EXERCISE REQUIREMENTS:
Omit every picture, then give all the entries again exactly.
***** DATA FOR THE TASK
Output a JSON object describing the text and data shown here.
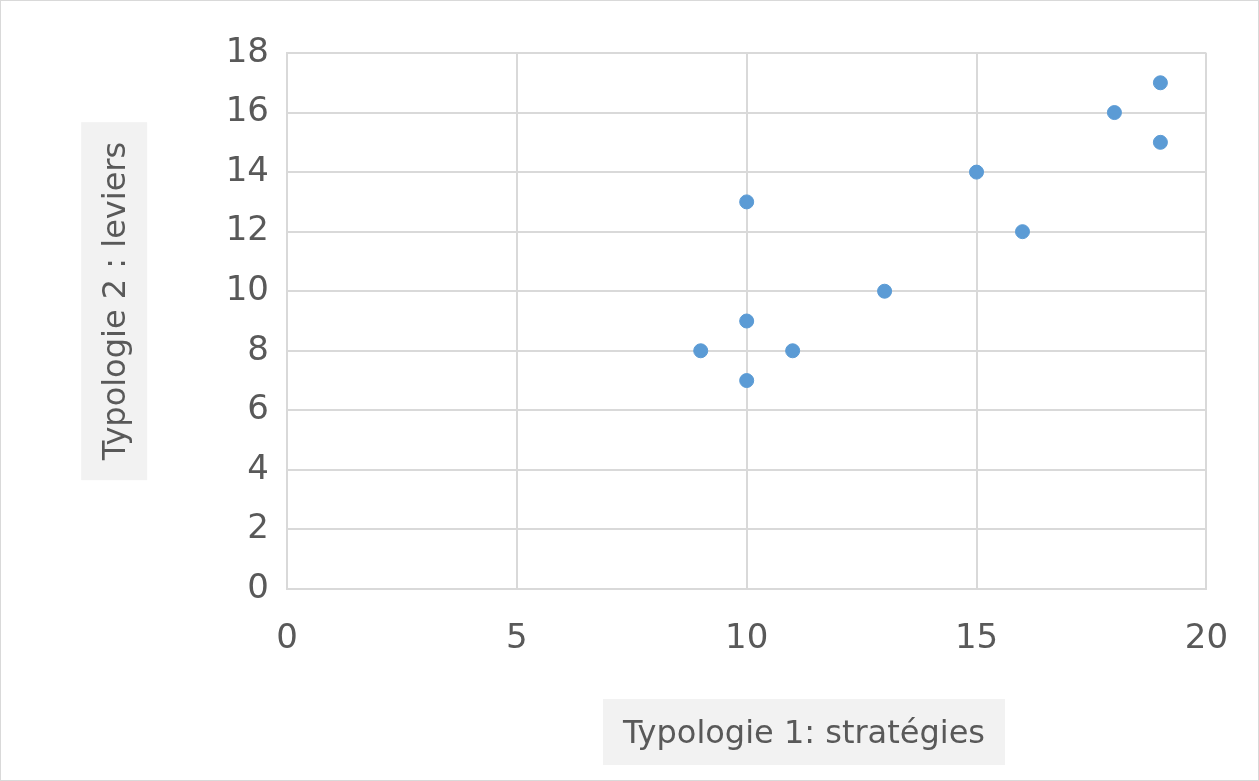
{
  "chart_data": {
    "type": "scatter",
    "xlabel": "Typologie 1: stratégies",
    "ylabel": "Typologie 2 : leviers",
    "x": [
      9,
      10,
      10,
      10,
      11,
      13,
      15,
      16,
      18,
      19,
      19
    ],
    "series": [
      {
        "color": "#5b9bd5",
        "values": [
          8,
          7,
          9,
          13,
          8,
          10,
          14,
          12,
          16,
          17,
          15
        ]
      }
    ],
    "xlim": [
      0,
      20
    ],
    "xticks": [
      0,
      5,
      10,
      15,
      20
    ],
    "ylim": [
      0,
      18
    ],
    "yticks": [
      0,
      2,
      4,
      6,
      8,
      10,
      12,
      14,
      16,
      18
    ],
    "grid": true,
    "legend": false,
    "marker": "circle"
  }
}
**********
THE RESULT:
Output a JSON object describing the text and data shown here.
{
  "chart_data": {
    "type": "scatter",
    "xlabel": "Typologie 1: stratégies",
    "ylabel": "Typologie 2 : leviers",
    "x": [
      9,
      10,
      10,
      10,
      11,
      13,
      15,
      16,
      18,
      19,
      19
    ],
    "series": [
      {
        "color": "#5b9bd5",
        "values": [
          8,
          7,
          9,
          13,
          8,
          10,
          14,
          12,
          16,
          17,
          15
        ]
      }
    ],
    "xlim": [
      0,
      20
    ],
    "xticks": [
      0,
      5,
      10,
      15,
      20
    ],
    "ylim": [
      0,
      18
    ],
    "yticks": [
      0,
      2,
      4,
      6,
      8,
      10,
      12,
      14,
      16,
      18
    ],
    "grid": true,
    "legend": false,
    "marker": "circle"
  }
}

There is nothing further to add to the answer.